WORK TO BE COMPLETED: Present the lines of the records below, from the line containing "Decompose this screenshot" up to and including the line containing "data-marker (239, 655, 249, 665)", as a Markdown table with the columns Row and Entry. Number each line and omit any blank lines.

DATA PROVIDED:

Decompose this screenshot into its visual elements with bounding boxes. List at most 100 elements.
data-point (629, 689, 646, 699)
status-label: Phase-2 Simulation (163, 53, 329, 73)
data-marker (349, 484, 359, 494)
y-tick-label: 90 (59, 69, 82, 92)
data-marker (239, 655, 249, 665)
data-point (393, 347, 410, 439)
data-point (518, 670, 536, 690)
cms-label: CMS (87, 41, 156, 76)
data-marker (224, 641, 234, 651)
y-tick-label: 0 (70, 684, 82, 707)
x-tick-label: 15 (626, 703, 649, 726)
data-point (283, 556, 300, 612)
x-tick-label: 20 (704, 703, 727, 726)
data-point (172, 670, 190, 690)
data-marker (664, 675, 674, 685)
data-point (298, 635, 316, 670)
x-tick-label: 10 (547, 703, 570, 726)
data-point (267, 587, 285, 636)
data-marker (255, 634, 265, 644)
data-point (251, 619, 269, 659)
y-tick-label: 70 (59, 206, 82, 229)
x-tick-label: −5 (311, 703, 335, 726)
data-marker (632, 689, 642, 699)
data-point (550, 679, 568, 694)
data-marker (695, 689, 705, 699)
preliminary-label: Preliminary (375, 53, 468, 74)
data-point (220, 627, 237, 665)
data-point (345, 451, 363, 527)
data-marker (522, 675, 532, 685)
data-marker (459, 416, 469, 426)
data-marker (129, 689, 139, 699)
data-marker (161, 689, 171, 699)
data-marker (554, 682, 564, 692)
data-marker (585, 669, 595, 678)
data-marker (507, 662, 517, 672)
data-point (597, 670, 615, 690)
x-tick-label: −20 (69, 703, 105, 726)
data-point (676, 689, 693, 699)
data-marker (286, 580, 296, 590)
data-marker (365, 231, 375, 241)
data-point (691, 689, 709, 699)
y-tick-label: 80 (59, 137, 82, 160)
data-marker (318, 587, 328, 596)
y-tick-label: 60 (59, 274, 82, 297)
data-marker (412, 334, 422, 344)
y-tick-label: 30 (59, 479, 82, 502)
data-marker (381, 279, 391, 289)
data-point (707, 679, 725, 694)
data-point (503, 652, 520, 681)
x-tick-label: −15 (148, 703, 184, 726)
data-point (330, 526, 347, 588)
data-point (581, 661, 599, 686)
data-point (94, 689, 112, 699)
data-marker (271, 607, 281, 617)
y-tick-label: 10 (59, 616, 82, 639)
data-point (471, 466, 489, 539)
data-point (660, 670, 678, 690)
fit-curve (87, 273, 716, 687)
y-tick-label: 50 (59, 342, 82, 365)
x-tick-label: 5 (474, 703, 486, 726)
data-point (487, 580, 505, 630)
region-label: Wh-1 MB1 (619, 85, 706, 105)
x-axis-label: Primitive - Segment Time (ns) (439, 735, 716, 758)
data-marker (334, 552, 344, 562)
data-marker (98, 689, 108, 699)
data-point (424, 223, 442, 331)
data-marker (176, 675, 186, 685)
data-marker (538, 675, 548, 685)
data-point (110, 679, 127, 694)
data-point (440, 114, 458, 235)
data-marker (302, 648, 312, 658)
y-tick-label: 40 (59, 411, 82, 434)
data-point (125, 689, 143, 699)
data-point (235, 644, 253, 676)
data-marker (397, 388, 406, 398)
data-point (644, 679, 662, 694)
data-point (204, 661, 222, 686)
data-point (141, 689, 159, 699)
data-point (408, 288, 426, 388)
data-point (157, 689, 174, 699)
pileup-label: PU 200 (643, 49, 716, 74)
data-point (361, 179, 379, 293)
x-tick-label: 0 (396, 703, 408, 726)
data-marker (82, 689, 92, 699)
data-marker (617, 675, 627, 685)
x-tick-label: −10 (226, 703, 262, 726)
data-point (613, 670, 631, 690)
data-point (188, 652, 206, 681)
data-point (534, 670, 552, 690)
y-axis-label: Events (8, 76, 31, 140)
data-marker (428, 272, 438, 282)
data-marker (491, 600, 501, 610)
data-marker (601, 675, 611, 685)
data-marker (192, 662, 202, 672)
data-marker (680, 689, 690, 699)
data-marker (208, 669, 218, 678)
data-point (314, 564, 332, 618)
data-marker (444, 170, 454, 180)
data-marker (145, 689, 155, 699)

---

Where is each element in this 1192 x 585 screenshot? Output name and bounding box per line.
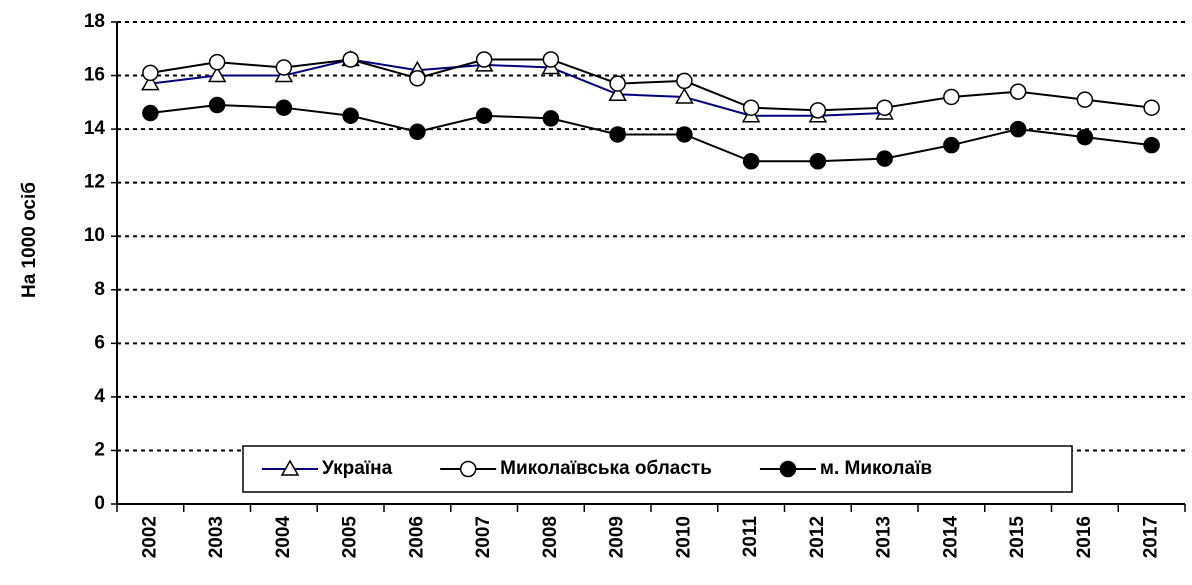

--

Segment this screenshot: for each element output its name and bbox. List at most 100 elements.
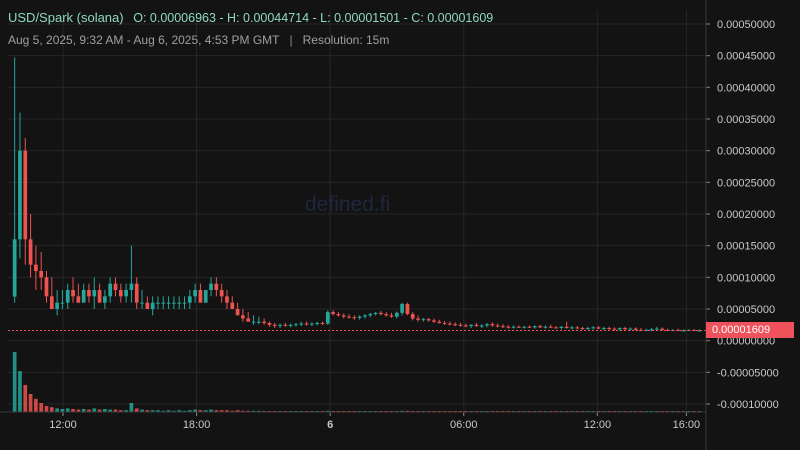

SOLUTION FOR THIS EXERCISE:
| Row | Entry |
|---|---|
| 1 | Decompose this screenshot into its visual elements with bounding boxes. List at most 100 elements. |
| 2 | data-point (629, 689, 646, 699) |
| 3 | status-label: Phase-2 Simulation (163, 53, 329, 73) |
| 4 | data-marker (349, 484, 359, 494) |
| 5 | y-tick-label: 90 (59, 69, 82, 92) |
| 6 | data-marker (239, 655, 249, 665) |